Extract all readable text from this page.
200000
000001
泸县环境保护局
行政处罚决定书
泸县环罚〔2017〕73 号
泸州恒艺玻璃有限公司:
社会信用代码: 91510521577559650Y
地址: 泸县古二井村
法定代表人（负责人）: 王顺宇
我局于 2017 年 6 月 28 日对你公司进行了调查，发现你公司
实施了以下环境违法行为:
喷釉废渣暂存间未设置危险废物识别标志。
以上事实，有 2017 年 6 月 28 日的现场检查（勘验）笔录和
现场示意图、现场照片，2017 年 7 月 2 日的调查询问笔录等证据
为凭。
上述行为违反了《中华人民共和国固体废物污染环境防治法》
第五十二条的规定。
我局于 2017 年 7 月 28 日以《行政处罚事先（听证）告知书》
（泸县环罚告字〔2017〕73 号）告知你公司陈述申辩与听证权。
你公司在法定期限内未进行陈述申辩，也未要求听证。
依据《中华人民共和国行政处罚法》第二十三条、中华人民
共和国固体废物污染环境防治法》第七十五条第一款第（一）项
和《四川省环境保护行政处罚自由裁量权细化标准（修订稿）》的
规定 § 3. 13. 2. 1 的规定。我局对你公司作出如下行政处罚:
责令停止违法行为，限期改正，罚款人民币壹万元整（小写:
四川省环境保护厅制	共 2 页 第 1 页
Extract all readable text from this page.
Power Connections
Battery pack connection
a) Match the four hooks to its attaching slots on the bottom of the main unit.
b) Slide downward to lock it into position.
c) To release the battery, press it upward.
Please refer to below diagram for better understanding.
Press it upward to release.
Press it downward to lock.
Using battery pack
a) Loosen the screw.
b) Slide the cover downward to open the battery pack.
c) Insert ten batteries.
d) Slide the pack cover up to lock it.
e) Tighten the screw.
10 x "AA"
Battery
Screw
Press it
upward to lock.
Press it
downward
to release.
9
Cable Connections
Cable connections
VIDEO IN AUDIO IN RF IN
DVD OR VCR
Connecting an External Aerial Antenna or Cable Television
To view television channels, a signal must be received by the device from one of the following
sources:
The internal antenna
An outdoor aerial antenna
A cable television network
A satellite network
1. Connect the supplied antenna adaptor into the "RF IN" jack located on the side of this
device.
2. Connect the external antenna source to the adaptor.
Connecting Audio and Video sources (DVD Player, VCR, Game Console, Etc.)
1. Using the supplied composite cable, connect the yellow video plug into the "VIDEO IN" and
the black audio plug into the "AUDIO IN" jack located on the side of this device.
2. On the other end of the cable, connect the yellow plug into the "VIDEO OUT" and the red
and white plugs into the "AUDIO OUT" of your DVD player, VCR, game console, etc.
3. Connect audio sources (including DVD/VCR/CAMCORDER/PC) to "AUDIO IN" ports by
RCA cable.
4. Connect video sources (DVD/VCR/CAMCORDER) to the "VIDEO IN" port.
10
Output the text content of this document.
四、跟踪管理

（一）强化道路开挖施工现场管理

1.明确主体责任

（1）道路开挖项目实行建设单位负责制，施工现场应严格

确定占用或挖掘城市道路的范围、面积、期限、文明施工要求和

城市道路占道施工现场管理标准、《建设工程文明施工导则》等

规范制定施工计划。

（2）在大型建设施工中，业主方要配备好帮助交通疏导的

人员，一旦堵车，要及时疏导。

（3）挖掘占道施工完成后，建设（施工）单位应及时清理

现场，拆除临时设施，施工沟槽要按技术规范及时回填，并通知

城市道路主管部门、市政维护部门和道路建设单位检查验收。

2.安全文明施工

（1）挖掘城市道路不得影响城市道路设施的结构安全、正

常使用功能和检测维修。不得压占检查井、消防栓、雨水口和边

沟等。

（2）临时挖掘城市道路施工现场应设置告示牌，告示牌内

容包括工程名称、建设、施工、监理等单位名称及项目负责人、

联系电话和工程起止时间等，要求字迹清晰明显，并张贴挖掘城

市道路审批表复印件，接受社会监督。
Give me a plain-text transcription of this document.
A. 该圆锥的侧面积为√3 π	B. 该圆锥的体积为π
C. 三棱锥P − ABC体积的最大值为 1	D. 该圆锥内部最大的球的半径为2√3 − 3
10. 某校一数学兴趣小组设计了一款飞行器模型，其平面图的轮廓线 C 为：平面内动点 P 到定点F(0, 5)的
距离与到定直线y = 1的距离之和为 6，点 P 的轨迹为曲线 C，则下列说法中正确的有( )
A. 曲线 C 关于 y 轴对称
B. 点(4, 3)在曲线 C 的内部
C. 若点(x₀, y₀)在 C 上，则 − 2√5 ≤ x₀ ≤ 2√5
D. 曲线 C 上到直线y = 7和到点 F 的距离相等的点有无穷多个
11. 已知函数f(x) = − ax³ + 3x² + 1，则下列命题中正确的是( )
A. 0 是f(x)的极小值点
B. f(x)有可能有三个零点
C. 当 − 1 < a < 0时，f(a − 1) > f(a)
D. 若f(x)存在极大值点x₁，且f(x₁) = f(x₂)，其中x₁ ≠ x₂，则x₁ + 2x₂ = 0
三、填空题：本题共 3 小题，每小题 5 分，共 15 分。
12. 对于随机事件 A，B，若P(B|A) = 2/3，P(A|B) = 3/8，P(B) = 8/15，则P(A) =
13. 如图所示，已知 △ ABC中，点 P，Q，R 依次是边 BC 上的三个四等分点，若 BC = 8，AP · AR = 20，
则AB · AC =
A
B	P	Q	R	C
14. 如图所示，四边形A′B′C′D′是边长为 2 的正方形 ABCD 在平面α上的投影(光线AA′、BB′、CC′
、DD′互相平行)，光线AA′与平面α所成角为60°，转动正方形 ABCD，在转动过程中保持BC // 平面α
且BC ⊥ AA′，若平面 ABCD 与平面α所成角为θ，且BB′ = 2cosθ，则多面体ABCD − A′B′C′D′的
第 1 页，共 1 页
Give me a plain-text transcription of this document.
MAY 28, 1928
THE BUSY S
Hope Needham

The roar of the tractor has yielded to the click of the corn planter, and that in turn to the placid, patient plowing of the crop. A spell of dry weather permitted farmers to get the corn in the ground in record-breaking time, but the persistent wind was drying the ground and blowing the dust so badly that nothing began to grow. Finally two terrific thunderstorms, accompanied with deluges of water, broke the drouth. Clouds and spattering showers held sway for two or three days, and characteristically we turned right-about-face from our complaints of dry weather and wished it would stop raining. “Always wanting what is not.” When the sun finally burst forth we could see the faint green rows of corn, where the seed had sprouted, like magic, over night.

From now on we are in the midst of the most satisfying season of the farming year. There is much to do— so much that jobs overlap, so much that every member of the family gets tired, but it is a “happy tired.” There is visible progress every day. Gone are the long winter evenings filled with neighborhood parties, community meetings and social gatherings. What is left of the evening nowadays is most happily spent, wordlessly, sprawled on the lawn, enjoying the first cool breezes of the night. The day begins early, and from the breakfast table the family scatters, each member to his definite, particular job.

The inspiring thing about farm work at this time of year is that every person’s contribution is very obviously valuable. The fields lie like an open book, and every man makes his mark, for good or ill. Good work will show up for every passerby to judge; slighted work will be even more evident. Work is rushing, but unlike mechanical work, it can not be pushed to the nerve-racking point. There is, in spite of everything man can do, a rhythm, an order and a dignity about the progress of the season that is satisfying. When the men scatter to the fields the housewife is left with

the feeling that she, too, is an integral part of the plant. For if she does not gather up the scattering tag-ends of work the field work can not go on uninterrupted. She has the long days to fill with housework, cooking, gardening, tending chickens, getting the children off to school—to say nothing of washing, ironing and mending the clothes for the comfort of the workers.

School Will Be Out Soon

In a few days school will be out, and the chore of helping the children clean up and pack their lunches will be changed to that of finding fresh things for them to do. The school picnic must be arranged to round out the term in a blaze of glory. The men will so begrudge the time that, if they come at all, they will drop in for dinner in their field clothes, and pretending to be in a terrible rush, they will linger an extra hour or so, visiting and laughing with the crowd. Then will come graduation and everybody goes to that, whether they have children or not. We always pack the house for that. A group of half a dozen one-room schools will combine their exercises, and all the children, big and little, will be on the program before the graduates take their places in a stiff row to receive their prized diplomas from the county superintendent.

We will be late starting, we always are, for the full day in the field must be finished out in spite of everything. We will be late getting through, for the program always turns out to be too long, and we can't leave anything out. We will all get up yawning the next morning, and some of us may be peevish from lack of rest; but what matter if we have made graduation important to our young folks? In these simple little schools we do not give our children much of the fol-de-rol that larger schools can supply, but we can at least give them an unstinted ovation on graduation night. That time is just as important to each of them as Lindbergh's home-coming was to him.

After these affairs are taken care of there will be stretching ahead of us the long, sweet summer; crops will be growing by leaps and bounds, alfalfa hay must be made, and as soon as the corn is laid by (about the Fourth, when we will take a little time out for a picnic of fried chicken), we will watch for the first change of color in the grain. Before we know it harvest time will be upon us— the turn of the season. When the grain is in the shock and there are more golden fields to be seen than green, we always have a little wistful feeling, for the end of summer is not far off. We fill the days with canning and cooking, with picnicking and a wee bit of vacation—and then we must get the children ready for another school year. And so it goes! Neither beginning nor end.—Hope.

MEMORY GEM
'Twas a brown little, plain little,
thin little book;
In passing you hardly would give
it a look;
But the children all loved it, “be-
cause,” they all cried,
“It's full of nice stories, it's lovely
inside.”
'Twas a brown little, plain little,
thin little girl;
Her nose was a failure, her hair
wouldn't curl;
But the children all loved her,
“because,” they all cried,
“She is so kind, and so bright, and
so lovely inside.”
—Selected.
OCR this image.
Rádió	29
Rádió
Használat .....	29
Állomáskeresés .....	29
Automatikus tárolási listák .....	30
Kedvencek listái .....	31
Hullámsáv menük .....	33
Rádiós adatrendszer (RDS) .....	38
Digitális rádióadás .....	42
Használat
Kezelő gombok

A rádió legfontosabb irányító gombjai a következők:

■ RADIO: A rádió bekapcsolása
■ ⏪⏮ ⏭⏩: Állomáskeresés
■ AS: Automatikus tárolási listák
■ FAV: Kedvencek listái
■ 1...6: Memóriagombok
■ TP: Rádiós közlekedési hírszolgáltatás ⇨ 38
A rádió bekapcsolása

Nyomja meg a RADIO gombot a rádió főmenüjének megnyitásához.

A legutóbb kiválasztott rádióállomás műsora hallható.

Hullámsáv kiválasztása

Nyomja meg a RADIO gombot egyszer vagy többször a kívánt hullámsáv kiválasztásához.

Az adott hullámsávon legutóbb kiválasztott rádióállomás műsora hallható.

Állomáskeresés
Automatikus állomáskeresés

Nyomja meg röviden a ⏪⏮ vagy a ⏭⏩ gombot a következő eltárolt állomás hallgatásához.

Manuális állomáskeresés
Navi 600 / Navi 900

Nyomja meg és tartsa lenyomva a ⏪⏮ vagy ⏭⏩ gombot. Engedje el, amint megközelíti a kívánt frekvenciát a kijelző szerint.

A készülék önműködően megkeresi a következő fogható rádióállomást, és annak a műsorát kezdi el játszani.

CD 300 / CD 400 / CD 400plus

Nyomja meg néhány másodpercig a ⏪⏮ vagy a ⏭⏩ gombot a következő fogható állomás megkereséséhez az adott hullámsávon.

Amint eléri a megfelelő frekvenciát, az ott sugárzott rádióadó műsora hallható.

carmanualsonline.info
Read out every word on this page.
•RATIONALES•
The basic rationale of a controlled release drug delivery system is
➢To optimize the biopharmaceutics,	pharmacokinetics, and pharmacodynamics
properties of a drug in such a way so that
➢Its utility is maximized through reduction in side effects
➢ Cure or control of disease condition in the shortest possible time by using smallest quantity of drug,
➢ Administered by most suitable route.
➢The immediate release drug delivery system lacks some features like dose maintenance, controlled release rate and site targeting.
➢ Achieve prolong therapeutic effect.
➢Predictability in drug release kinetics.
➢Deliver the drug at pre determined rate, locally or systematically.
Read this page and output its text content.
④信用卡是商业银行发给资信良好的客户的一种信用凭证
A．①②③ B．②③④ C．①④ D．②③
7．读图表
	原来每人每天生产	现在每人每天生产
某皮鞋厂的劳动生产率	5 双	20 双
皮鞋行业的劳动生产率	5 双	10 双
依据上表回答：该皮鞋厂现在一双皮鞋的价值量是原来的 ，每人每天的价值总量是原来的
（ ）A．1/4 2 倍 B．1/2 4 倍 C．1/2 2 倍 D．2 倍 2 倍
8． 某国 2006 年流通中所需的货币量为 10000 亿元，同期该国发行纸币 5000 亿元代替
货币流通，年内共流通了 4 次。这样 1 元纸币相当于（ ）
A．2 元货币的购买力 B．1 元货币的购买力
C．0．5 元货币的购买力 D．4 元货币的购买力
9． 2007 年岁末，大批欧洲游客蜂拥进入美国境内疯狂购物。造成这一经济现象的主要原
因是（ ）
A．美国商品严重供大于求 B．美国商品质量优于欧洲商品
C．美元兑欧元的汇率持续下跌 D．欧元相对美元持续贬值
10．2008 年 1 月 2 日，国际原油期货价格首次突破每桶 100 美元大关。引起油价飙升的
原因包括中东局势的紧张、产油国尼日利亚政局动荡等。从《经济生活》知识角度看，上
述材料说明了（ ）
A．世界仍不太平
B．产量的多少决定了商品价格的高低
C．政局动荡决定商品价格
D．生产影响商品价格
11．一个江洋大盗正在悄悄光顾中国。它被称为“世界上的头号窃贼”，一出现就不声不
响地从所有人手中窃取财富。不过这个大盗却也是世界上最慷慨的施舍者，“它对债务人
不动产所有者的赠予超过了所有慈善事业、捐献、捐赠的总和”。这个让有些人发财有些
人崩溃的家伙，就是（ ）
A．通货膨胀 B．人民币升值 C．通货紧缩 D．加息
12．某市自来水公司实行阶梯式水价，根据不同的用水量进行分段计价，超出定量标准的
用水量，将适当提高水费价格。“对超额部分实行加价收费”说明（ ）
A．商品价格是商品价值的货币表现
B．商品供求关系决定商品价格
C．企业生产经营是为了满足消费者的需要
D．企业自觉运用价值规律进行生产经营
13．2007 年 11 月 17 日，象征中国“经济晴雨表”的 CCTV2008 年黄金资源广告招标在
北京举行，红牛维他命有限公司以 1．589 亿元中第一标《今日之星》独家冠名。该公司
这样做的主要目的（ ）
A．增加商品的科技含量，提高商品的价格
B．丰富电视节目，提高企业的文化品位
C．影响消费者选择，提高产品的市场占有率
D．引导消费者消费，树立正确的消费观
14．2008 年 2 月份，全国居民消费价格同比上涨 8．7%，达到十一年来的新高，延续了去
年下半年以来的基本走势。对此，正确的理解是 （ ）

********

● **Direction**:
Return, from the data, each line that has the word "bekapcsolása" in it.

● **Solution to the exercise**:
■ RADIO: A rádió bekapcsolása
A rádió bekapcsolása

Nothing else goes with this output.